### Aim of the exercise
Pictures appear in the records below; write out everything else exactly.

___ Data supplied ___

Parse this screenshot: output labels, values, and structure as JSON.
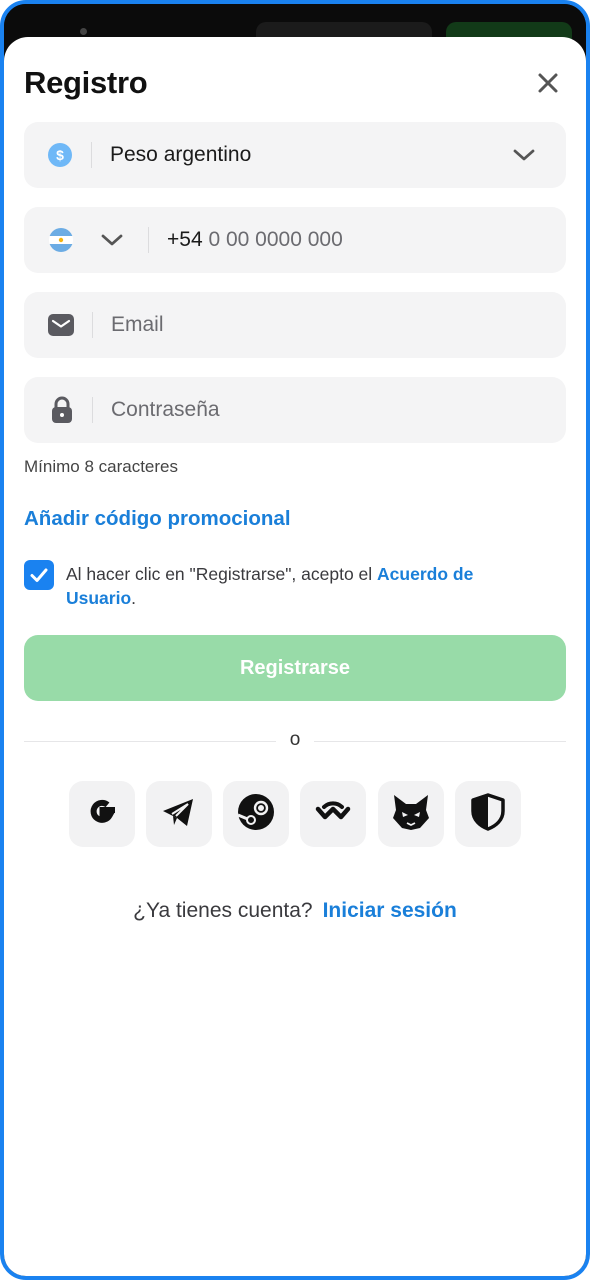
{
  "modal": {
    "title": "Registro"
  },
  "currency": {
    "value": "Peso argentino",
    "icon": "dollar-coin-icon"
  },
  "phone": {
    "prefix": "+54",
    "placeholder": "0 00 0000 000",
    "country_flag": "argentina-flag-icon"
  },
  "email": {
    "placeholder": "Email"
  },
  "password": {
    "placeholder": "Contraseña",
    "hint": "Mínimo 8 caracteres"
  },
  "promo": {
    "label": "Añadir código promocional"
  },
  "terms": {
    "checked": true,
    "text_before": "Al hacer clic en \"Registrarse\", acepto el ",
    "link_text": "Acuerdo de Usuario",
    "text_after": "."
  },
  "submit": {
    "label": "Registrarse",
    "enabled": false
  },
  "divider": {
    "text": "o"
  },
  "social": [
    {
      "name": "google-icon"
    },
    {
      "name": "telegram-icon"
    },
    {
      "name": "steam-icon"
    },
    {
      "name": "walletconnect-icon"
    },
    {
      "name": "metamask-fox-icon"
    },
    {
      "name": "shield-icon"
    }
  ],
  "login": {
    "question": "¿Ya tienes cuenta?",
    "link": "Iniciar sesión"
  },
  "colors": {
    "accent": "#1a82f0",
    "link": "#1a7fd9",
    "submit_disabled": "#98dba8",
    "field_bg": "#f4f4f5"
  }
}
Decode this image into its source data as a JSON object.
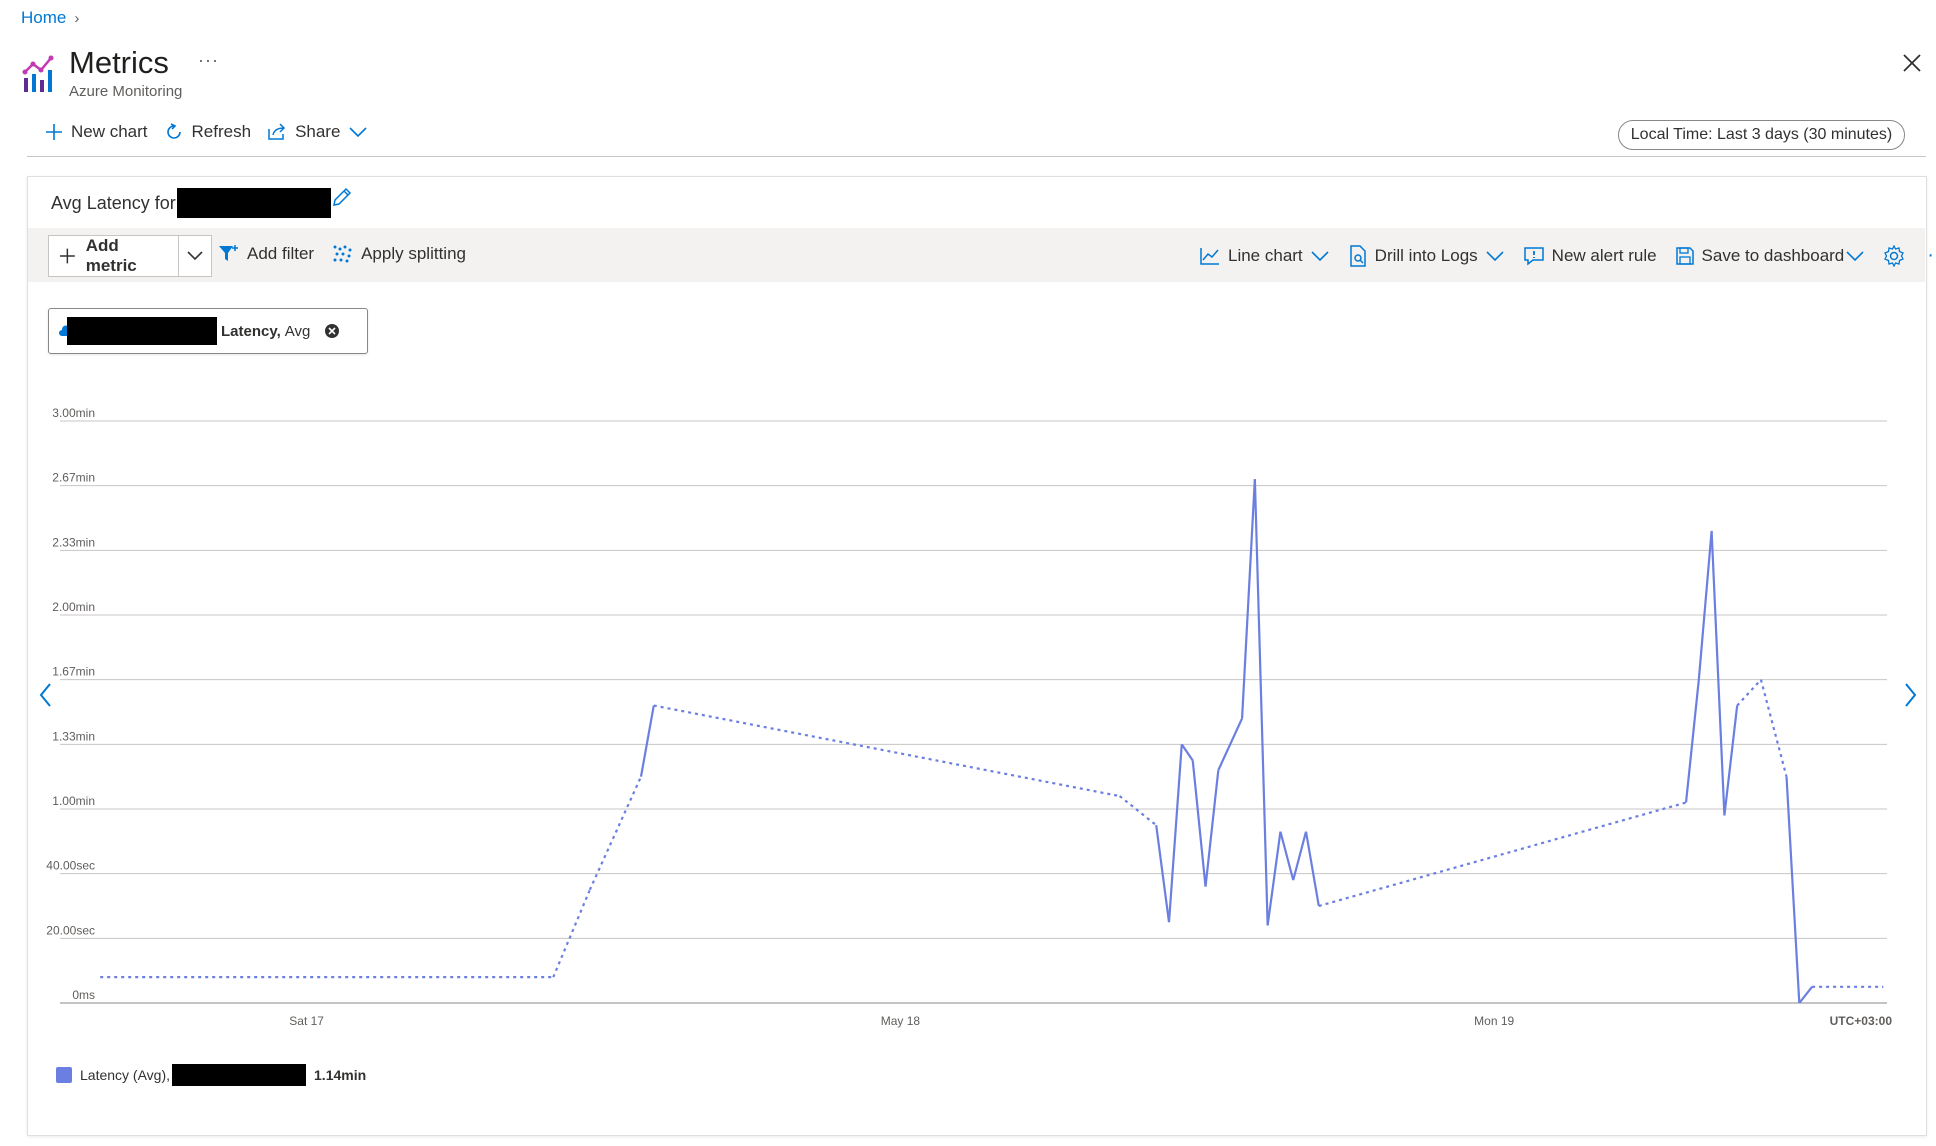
{
  "breadcrumb": {
    "home": "Home"
  },
  "header": {
    "title": "Metrics",
    "subtitle": "Azure Monitoring",
    "more": "···"
  },
  "toolbar": {
    "new_chart": "New chart",
    "refresh": "Refresh",
    "share": "Share",
    "time_range": "Local Time: Last 3 days (30 minutes)"
  },
  "card": {
    "title_prefix": "Avg Latency for"
  },
  "chart_toolbar": {
    "add_metric": "Add metric",
    "add_filter": "Add filter",
    "apply_splitting": "Apply splitting",
    "line_chart": "Line chart",
    "drill_into_logs": "Drill into Logs",
    "new_alert_rule": "New alert rule",
    "save_to_dashboard": "Save to dashboard"
  },
  "metric_pill": {
    "metric": "Latency,",
    "aggregation": "Avg"
  },
  "legend": {
    "label": "Latency (Avg),",
    "value": "1.14min"
  },
  "colors": {
    "accent": "#0078d4",
    "series": "#6b7fe0"
  },
  "chart_data": {
    "type": "line",
    "y_ticks": [
      "3.00min",
      "2.67min",
      "2.33min",
      "2.00min",
      "1.67min",
      "1.33min",
      "1.00min",
      "40.00sec",
      "20.00sec",
      "0ms"
    ],
    "ylim_seconds": [
      0,
      180
    ],
    "x_ticks": [
      {
        "label": "Sat 17",
        "t": 0.135
      },
      {
        "label": "May 18",
        "t": 0.46
      },
      {
        "label": "Mon 19",
        "t": 0.785
      }
    ],
    "timezone": "UTC+03:00",
    "series": [
      {
        "values": [
          {
            "t": 0.022,
            "v": 8,
            "dash": false
          },
          {
            "t": 0.27,
            "v": 8,
            "dash": true
          },
          {
            "t": 0.29,
            "v": 35,
            "dash": true
          },
          {
            "t": 0.318,
            "v": 70,
            "dash": true
          },
          {
            "t": 0.325,
            "v": 92,
            "dash": false
          },
          {
            "t": 0.58,
            "v": 64,
            "dash": true
          },
          {
            "t": 0.6,
            "v": 55,
            "dash": true
          },
          {
            "t": 0.607,
            "v": 25,
            "dash": false
          },
          {
            "t": 0.614,
            "v": 80,
            "dash": false
          },
          {
            "t": 0.62,
            "v": 75,
            "dash": false
          },
          {
            "t": 0.627,
            "v": 36,
            "dash": false
          },
          {
            "t": 0.634,
            "v": 72,
            "dash": false
          },
          {
            "t": 0.647,
            "v": 88,
            "dash": false
          },
          {
            "t": 0.654,
            "v": 162,
            "dash": false
          },
          {
            "t": 0.661,
            "v": 24,
            "dash": false
          },
          {
            "t": 0.668,
            "v": 53,
            "dash": false
          },
          {
            "t": 0.675,
            "v": 38,
            "dash": false
          },
          {
            "t": 0.682,
            "v": 53,
            "dash": false
          },
          {
            "t": 0.689,
            "v": 30,
            "dash": false
          },
          {
            "t": 0.89,
            "v": 62,
            "dash": true
          },
          {
            "t": 0.897,
            "v": 100,
            "dash": false
          },
          {
            "t": 0.904,
            "v": 146,
            "dash": false
          },
          {
            "t": 0.911,
            "v": 58,
            "dash": false
          },
          {
            "t": 0.918,
            "v": 92,
            "dash": false
          },
          {
            "t": 0.931,
            "v": 100,
            "dash": true
          },
          {
            "t": 0.945,
            "v": 70,
            "dash": true
          },
          {
            "t": 0.952,
            "v": 0,
            "dash": false
          },
          {
            "t": 0.959,
            "v": 5,
            "dash": false
          },
          {
            "t": 0.998,
            "v": 5,
            "dash": true
          }
        ]
      }
    ]
  }
}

___

### Completed exercise
Parse this screenshot: output labels, values, and structure as JSON.
{
  "modal": {
    "title": "Registro"
  },
  "currency": {
    "value": "Peso argentino",
    "icon": "dollar-coin-icon"
  },
  "phone": {
    "prefix": "+54",
    "placeholder": "0 00 0000 000",
    "country_flag": "argentina-flag-icon"
  },
  "email": {
    "placeholder": "Email"
  },
  "password": {
    "placeholder": "Contraseña",
    "hint": "Mínimo 8 caracteres"
  },
  "promo": {
    "label": "Añadir código promocional"
  },
  "terms": {
    "checked": true,
    "text_before": "Al hacer clic en \"Registrarse\", acepto el ",
    "link_text": "Acuerdo de Usuario",
    "text_after": "."
  },
  "submit": {
    "label": "Registrarse",
    "enabled": false
  },
  "divider": {
    "text": "o"
  },
  "social": [
    {
      "name": "google-icon"
    },
    {
      "name": "telegram-icon"
    },
    {
      "name": "steam-icon"
    },
    {
      "name": "walletconnect-icon"
    },
    {
      "name": "metamask-fox-icon"
    },
    {
      "name": "shield-icon"
    }
  ],
  "login": {
    "question": "¿Ya tienes cuenta?",
    "link": "Iniciar sesión"
  },
  "colors": {
    "accent": "#1a82f0",
    "link": "#1a7fd9",
    "submit_disabled": "#98dba8",
    "field_bg": "#f4f4f5"
  }
}
Decode this image into its source data as a JSON object.
{
  "breadcrumb": {
    "home": "Home"
  },
  "header": {
    "title": "Metrics",
    "subtitle": "Azure Monitoring",
    "more": "···"
  },
  "toolbar": {
    "new_chart": "New chart",
    "refresh": "Refresh",
    "share": "Share",
    "time_range": "Local Time: Last 3 days (30 minutes)"
  },
  "card": {
    "title_prefix": "Avg Latency for"
  },
  "chart_toolbar": {
    "add_metric": "Add metric",
    "add_filter": "Add filter",
    "apply_splitting": "Apply splitting",
    "line_chart": "Line chart",
    "drill_into_logs": "Drill into Logs",
    "new_alert_rule": "New alert rule",
    "save_to_dashboard": "Save to dashboard"
  },
  "metric_pill": {
    "metric": "Latency,",
    "aggregation": "Avg"
  },
  "legend": {
    "label": "Latency (Avg),",
    "value": "1.14min"
  },
  "colors": {
    "accent": "#0078d4",
    "series": "#6b7fe0"
  },
  "chart_data": {
    "type": "line",
    "y_ticks": [
      "3.00min",
      "2.67min",
      "2.33min",
      "2.00min",
      "1.67min",
      "1.33min",
      "1.00min",
      "40.00sec",
      "20.00sec",
      "0ms"
    ],
    "ylim_seconds": [
      0,
      180
    ],
    "x_ticks": [
      {
        "label": "Sat 17",
        "t": 0.135
      },
      {
        "label": "May 18",
        "t": 0.46
      },
      {
        "label": "Mon 19",
        "t": 0.785
      }
    ],
    "timezone": "UTC+03:00",
    "series": [
      {
        "values": [
          {
            "t": 0.022,
            "v": 8,
            "dash": false
          },
          {
            "t": 0.27,
            "v": 8,
            "dash": true
          },
          {
            "t": 0.29,
            "v": 35,
            "dash": true
          },
          {
            "t": 0.318,
            "v": 70,
            "dash": true
          },
          {
            "t": 0.325,
            "v": 92,
            "dash": false
          },
          {
            "t": 0.58,
            "v": 64,
            "dash": true
          },
          {
            "t": 0.6,
            "v": 55,
            "dash": true
          },
          {
            "t": 0.607,
            "v": 25,
            "dash": false
          },
          {
            "t": 0.614,
            "v": 80,
            "dash": false
          },
          {
            "t": 0.62,
            "v": 75,
            "dash": false
          },
          {
            "t": 0.627,
            "v": 36,
            "dash": false
          },
          {
            "t": 0.634,
            "v": 72,
            "dash": false
          },
          {
            "t": 0.647,
            "v": 88,
            "dash": false
          },
          {
            "t": 0.654,
            "v": 162,
            "dash": false
          },
          {
            "t": 0.661,
            "v": 24,
            "dash": false
          },
          {
            "t": 0.668,
            "v": 53,
            "dash": false
          },
          {
            "t": 0.675,
            "v": 38,
            "dash": false
          },
          {
            "t": 0.682,
            "v": 53,
            "dash": false
          },
          {
            "t": 0.689,
            "v": 30,
            "dash": false
          },
          {
            "t": 0.89,
            "v": 62,
            "dash": true
          },
          {
            "t": 0.897,
            "v": 100,
            "dash": false
          },
          {
            "t": 0.904,
            "v": 146,
            "dash": false
          },
          {
            "t": 0.911,
            "v": 58,
            "dash": false
          },
          {
            "t": 0.918,
            "v": 92,
            "dash": false
          },
          {
            "t": 0.931,
            "v": 100,
            "dash": true
          },
          {
            "t": 0.945,
            "v": 70,
            "dash": true
          },
          {
            "t": 0.952,
            "v": 0,
            "dash": false
          },
          {
            "t": 0.959,
            "v": 5,
            "dash": false
          },
          {
            "t": 0.998,
            "v": 5,
            "dash": true
          }
        ]
      }
    ]
  }
}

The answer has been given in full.